%%

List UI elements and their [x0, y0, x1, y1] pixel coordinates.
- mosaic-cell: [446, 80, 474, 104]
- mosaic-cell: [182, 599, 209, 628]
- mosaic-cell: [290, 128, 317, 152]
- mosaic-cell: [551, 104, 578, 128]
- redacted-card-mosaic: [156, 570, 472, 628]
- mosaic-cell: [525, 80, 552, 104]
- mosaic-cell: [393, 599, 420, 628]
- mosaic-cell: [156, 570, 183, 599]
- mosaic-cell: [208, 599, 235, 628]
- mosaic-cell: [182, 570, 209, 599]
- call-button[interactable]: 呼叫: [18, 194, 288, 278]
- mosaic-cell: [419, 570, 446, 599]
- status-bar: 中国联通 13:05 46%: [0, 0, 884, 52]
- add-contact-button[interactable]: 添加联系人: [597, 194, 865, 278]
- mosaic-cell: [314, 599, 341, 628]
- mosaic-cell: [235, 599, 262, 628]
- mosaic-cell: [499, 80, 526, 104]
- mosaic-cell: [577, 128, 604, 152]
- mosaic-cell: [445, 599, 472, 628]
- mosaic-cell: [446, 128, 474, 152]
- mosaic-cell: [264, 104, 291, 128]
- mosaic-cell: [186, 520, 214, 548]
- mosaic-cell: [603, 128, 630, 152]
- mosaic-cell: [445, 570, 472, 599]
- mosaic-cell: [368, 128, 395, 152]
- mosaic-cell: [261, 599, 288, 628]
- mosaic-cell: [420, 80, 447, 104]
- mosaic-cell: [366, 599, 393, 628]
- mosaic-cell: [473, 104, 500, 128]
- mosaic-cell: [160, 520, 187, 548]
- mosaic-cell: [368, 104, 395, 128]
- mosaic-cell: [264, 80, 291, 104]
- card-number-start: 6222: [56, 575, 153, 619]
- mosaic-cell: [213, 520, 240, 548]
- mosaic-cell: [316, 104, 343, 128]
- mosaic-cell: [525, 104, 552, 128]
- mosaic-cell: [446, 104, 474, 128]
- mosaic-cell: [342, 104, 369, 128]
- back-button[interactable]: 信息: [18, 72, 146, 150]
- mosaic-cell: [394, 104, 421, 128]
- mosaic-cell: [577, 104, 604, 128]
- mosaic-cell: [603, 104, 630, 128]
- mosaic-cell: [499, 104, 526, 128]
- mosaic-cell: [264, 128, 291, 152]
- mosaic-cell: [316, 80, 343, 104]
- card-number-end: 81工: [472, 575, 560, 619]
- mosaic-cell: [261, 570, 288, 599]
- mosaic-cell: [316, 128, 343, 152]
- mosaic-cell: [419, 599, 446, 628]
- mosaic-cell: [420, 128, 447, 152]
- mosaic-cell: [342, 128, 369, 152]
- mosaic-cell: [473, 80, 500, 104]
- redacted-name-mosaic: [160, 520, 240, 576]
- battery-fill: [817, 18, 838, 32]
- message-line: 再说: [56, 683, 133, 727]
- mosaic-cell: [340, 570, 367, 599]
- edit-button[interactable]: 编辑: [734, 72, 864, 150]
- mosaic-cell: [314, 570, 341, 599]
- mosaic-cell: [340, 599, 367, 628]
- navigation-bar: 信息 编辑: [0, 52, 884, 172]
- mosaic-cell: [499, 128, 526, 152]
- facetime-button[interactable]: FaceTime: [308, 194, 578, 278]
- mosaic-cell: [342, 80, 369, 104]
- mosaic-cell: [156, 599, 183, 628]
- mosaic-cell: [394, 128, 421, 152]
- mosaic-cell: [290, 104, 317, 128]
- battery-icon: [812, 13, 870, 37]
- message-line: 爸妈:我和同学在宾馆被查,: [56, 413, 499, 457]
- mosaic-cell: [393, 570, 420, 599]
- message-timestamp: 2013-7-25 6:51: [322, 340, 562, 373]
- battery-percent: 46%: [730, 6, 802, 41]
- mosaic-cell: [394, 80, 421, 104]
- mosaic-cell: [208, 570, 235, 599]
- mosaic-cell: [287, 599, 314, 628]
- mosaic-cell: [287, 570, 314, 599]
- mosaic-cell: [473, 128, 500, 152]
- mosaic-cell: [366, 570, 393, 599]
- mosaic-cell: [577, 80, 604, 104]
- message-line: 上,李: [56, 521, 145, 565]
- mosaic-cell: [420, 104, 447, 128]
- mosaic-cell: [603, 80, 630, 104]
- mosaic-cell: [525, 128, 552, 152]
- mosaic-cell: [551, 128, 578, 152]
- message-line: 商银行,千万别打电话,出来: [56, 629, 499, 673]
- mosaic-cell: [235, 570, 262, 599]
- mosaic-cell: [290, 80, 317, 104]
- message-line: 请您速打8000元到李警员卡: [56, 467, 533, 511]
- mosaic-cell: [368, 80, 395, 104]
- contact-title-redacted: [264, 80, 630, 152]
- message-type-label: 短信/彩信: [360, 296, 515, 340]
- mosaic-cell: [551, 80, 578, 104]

%%

§ **Exercise instructions**:
Render the items above as a Markdown table with the columns "No." and "Entry", one row per line and blank lines omitted. Begin at the first line of the items and stop after the line that contains "- mosaic-cell: [208, 599, 235, 628]".

§ **Finished task**:
| No. | Entry |
|---|---|
| 1 | List UI elements and their [x0, y0, x1, y1] pixel coordinates. |
| 2 | - mosaic-cell: [446, 80, 474, 104] |
| 3 | - mosaic-cell: [182, 599, 209, 628] |
| 4 | - mosaic-cell: [290, 128, 317, 152] |
| 5 | - mosaic-cell: [551, 104, 578, 128] |
| 6 | - redacted-card-mosaic: [156, 570, 472, 628] |
| 7 | - mosaic-cell: [525, 80, 552, 104] |
| 8 | - mosaic-cell: [393, 599, 420, 628] |
| 9 | - mosaic-cell: [156, 570, 183, 599] |
| 10 | - mosaic-cell: [208, 599, 235, 628] |